-- START RECORDS SHOWN --

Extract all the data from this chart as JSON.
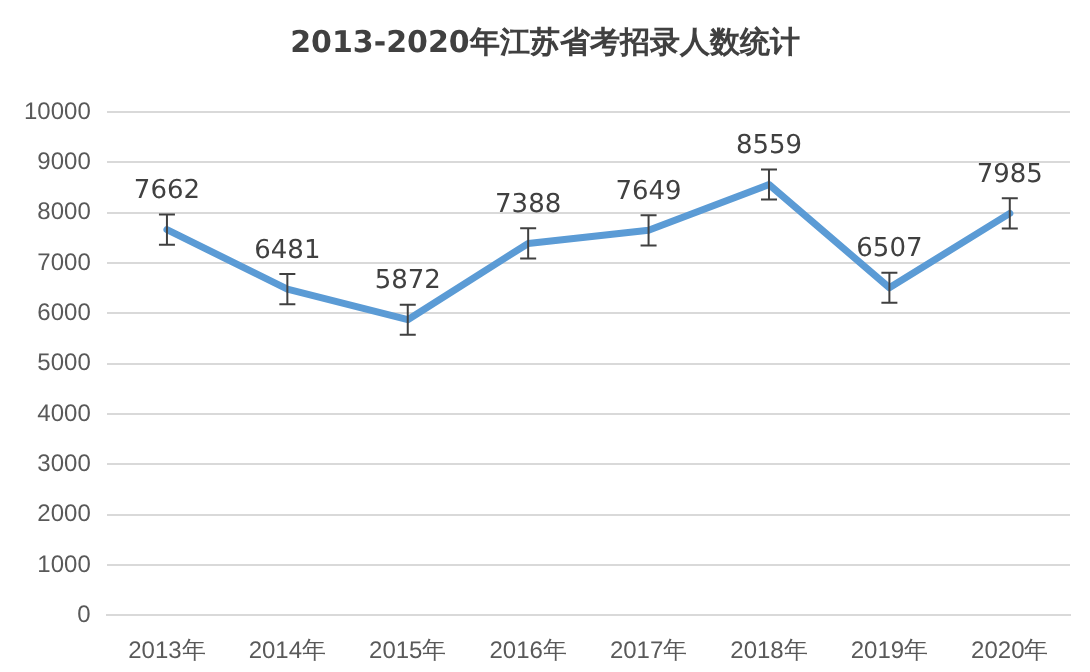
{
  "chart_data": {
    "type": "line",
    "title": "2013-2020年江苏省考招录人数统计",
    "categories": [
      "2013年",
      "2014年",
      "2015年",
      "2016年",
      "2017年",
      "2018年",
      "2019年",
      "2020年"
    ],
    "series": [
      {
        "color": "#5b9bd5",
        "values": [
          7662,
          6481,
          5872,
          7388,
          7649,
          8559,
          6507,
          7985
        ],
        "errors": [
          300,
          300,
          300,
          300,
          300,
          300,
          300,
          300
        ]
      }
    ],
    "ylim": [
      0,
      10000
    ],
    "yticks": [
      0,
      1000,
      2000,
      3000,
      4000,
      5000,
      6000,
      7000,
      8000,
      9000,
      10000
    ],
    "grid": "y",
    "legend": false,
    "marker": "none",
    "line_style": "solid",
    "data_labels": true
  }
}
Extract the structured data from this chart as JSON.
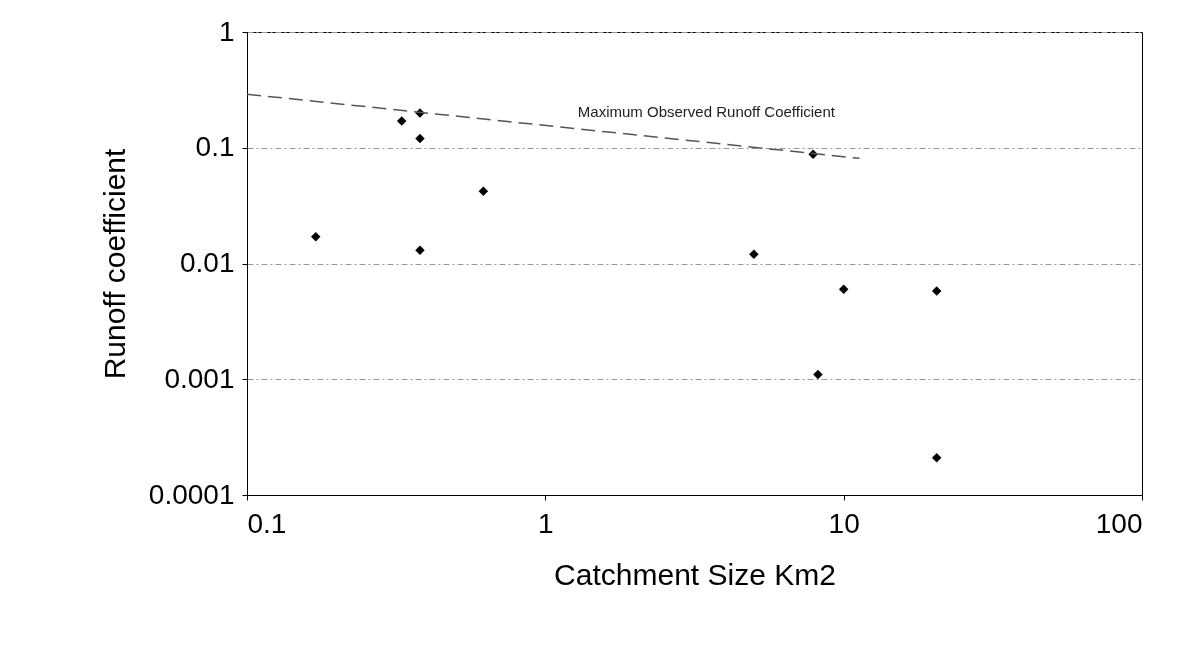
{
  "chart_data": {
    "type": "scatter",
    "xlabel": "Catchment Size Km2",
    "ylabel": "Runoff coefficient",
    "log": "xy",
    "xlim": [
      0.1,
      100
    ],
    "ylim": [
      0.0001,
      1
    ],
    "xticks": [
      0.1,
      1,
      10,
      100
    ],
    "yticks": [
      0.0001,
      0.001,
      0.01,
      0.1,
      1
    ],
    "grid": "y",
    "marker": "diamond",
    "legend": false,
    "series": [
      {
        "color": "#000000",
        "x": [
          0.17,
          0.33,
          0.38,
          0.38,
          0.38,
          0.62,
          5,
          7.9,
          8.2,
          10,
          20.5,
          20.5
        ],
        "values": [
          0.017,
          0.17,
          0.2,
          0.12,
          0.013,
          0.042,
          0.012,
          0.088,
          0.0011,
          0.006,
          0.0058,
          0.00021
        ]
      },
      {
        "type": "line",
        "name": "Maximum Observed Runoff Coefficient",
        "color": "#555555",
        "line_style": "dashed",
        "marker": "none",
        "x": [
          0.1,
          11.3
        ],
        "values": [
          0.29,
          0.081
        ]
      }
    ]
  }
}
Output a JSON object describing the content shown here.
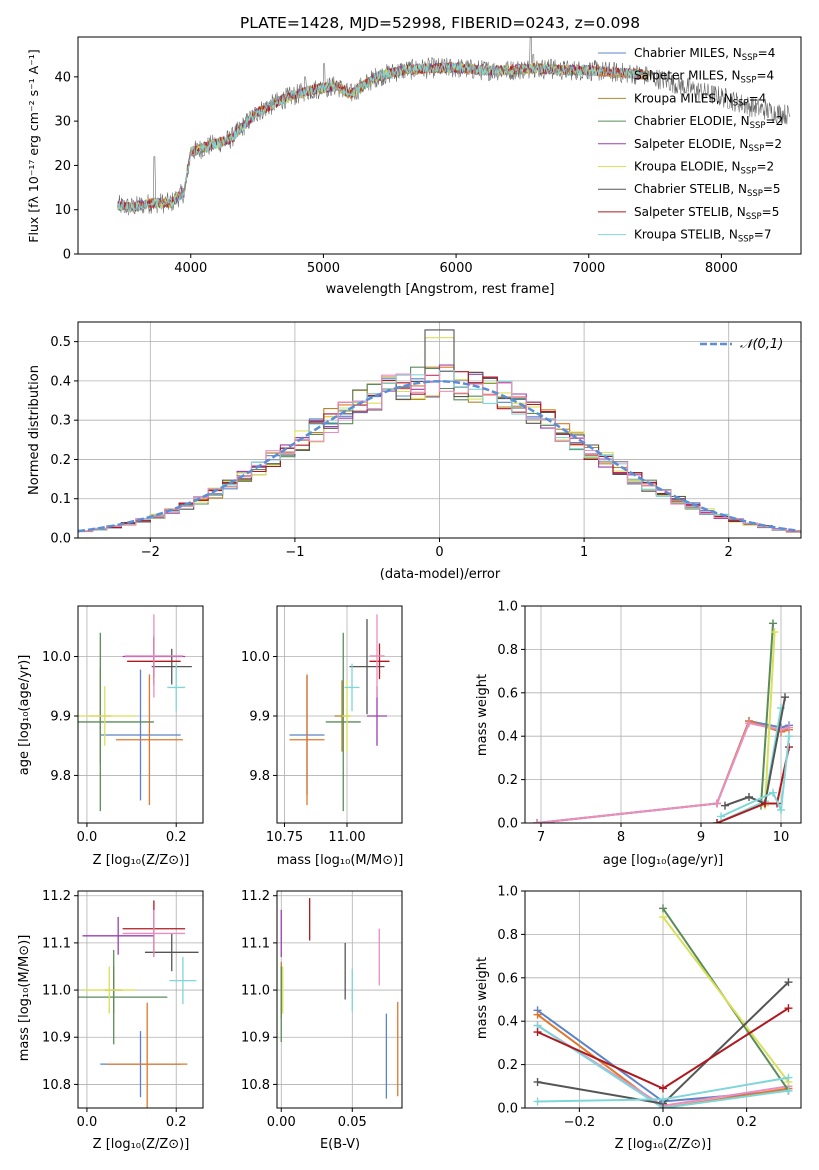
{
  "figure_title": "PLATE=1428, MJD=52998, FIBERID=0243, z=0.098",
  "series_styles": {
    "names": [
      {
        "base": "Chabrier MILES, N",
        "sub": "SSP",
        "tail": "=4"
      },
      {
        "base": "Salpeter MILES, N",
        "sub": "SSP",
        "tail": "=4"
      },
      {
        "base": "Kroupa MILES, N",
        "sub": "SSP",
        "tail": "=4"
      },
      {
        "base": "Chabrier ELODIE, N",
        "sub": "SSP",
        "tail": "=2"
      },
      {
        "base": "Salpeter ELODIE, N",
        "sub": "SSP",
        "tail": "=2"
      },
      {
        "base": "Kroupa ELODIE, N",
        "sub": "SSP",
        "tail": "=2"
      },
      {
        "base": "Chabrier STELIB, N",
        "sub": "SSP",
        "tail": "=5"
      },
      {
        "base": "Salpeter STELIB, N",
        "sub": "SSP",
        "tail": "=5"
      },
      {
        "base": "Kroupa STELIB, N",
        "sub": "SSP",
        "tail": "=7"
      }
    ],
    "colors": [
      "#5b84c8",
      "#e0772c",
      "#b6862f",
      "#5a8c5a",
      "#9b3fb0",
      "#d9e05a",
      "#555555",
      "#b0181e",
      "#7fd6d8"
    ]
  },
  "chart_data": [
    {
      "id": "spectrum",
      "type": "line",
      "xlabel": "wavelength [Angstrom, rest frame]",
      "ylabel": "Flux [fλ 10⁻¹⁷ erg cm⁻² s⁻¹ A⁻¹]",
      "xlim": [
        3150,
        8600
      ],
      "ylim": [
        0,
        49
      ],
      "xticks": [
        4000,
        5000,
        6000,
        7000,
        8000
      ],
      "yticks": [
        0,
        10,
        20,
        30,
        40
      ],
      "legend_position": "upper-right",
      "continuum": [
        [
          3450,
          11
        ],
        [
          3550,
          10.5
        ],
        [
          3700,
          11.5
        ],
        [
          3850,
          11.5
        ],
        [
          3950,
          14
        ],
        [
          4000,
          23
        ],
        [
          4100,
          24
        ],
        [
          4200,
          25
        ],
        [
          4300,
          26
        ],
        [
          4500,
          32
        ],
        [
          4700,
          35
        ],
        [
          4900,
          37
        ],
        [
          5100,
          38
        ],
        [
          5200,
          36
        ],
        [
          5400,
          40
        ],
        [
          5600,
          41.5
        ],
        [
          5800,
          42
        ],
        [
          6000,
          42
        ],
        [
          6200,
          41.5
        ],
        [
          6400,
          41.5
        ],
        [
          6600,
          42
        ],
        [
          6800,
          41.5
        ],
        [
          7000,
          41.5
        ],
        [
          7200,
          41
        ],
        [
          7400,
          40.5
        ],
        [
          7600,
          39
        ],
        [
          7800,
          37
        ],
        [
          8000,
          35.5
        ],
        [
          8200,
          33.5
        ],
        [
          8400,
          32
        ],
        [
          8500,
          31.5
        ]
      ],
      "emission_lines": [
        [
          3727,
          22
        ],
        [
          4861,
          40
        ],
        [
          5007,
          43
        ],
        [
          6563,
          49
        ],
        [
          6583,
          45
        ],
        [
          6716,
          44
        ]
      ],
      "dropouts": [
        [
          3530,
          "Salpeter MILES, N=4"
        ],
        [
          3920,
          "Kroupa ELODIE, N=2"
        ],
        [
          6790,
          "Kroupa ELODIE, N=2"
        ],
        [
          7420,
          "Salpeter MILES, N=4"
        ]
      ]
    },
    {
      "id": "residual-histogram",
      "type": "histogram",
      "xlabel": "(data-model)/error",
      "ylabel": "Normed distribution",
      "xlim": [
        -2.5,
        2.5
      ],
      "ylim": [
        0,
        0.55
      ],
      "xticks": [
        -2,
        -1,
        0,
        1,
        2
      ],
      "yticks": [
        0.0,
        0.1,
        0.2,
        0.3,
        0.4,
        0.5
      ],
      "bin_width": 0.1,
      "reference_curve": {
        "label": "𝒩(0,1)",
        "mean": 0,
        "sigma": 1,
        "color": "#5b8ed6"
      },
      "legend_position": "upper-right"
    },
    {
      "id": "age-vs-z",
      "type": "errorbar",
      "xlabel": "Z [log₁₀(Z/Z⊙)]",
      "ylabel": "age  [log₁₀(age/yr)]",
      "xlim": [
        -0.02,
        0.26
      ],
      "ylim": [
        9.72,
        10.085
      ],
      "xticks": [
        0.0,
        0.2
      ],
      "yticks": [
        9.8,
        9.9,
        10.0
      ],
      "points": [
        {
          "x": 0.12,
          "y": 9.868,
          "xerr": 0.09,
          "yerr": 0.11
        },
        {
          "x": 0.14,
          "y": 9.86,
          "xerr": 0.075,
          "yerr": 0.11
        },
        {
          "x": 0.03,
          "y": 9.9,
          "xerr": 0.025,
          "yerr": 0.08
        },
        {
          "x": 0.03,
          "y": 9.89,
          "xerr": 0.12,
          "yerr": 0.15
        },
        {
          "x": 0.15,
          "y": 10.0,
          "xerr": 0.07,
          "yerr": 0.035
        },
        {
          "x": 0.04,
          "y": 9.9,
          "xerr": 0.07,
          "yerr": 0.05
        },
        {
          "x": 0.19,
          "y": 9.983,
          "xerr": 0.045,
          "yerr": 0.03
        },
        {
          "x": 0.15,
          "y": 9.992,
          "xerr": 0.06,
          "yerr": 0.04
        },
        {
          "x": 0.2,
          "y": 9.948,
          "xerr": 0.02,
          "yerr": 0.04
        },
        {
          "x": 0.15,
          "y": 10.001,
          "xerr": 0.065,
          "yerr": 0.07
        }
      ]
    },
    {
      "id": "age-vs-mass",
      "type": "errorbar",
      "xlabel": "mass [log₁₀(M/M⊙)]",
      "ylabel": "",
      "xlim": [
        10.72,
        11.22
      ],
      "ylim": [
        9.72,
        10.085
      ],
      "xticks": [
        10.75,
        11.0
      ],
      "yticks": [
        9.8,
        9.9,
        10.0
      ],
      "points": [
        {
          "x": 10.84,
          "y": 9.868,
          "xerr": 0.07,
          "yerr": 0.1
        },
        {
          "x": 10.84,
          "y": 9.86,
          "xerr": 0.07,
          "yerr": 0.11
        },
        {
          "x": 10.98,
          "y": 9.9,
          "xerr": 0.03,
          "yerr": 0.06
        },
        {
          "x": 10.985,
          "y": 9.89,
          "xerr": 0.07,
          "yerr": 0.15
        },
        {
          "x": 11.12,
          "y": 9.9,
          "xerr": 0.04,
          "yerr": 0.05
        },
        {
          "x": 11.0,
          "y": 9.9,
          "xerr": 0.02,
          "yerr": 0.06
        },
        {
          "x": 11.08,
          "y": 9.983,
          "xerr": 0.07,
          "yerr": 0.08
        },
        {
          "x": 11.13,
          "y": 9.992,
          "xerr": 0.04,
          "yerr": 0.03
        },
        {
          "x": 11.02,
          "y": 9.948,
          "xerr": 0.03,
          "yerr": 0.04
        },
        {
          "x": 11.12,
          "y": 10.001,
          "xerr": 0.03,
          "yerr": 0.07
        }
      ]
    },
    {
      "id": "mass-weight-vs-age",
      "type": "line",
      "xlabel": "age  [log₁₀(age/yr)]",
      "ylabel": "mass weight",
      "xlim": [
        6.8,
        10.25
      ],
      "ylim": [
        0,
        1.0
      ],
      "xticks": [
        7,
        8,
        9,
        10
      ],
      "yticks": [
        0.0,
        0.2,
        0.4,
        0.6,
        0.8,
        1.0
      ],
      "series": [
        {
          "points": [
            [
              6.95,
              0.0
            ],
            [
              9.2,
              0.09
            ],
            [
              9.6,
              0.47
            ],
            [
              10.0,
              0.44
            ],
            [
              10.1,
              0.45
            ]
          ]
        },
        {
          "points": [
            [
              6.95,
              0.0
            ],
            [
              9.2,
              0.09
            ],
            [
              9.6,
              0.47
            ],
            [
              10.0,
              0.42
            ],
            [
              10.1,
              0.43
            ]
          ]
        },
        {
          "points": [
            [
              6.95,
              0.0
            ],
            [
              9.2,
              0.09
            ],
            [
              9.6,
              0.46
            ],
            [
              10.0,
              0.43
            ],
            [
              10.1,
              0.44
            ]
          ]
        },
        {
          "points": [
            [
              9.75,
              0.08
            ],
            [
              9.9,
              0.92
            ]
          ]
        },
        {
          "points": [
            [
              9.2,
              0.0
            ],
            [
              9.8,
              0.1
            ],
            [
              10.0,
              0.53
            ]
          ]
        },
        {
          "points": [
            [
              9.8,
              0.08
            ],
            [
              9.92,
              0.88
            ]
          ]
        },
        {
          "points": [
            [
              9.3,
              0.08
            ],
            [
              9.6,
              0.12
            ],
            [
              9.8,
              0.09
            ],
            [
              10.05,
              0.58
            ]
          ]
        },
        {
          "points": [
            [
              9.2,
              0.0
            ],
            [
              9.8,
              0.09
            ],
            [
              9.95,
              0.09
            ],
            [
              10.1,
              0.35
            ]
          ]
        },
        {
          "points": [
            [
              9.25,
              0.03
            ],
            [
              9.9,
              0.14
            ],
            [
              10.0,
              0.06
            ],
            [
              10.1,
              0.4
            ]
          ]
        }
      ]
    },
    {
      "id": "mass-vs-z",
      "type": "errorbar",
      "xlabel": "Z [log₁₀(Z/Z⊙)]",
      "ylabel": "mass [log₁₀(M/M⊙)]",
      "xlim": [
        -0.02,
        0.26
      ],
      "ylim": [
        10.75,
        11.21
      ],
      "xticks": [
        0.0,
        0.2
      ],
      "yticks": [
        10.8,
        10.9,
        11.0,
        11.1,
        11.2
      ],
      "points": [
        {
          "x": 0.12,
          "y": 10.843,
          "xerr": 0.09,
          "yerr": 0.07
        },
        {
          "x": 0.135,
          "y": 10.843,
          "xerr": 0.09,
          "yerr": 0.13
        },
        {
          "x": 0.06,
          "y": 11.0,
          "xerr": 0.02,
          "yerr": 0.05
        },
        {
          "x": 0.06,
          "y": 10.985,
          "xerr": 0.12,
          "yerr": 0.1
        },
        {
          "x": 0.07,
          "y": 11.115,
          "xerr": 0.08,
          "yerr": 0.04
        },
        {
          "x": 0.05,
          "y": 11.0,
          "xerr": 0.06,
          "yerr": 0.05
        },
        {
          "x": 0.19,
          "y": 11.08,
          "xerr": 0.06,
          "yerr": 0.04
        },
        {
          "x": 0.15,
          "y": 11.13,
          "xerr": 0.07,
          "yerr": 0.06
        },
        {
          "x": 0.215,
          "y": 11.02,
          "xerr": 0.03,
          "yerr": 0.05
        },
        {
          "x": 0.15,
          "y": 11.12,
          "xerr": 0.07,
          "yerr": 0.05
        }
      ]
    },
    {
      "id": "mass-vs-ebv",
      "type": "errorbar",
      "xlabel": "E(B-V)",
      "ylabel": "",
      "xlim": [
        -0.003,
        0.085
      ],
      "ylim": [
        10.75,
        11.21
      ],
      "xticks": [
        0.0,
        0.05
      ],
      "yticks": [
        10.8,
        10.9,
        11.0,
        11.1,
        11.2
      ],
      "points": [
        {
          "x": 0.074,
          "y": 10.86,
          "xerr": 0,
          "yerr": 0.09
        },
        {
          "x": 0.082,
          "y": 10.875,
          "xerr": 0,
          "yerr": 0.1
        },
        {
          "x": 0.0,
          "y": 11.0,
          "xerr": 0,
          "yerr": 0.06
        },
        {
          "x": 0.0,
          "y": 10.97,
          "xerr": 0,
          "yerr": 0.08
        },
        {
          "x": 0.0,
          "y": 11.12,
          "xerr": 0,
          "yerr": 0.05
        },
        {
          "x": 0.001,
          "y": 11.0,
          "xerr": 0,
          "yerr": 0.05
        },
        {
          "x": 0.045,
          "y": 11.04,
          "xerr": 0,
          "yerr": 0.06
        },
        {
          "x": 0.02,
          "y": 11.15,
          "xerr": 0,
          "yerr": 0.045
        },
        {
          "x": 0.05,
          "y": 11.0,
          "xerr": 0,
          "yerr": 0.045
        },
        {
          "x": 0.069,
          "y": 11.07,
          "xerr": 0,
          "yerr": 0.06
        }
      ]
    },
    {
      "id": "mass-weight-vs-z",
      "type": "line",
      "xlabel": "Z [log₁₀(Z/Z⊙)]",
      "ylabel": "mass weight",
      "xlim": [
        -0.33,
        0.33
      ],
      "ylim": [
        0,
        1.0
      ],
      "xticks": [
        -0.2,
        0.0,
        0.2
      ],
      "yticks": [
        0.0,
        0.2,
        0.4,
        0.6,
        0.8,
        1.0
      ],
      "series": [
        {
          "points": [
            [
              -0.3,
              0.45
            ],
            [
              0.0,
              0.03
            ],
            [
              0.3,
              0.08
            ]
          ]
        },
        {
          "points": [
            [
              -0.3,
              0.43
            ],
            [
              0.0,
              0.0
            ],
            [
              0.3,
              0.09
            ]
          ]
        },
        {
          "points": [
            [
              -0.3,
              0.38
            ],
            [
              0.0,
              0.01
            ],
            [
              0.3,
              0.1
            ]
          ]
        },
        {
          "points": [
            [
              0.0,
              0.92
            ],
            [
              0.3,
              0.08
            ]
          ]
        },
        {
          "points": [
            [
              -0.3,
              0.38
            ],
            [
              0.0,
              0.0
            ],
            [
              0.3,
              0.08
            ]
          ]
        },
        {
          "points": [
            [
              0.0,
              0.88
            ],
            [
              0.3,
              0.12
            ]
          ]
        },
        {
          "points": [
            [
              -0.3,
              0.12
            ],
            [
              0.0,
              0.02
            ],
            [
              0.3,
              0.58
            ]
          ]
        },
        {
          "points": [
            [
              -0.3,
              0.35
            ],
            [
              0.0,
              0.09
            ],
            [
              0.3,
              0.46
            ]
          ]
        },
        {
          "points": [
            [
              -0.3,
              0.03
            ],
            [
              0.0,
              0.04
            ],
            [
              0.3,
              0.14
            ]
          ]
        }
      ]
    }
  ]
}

-- END RECORDS SHOWN --

◆ **WHAT YOU WILL DO**:
Extract every line of the records above that contains the word "ELODIE".

◆ **PROBLEM SOLUTION**:
        "base": "Chabrier ELODIE, N",
        "base": "Salpeter ELODIE, N",
        "base": "Kroupa ELODIE, N",
          "Kroupa ELODIE, N=2"
          "Kroupa ELODIE, N=2"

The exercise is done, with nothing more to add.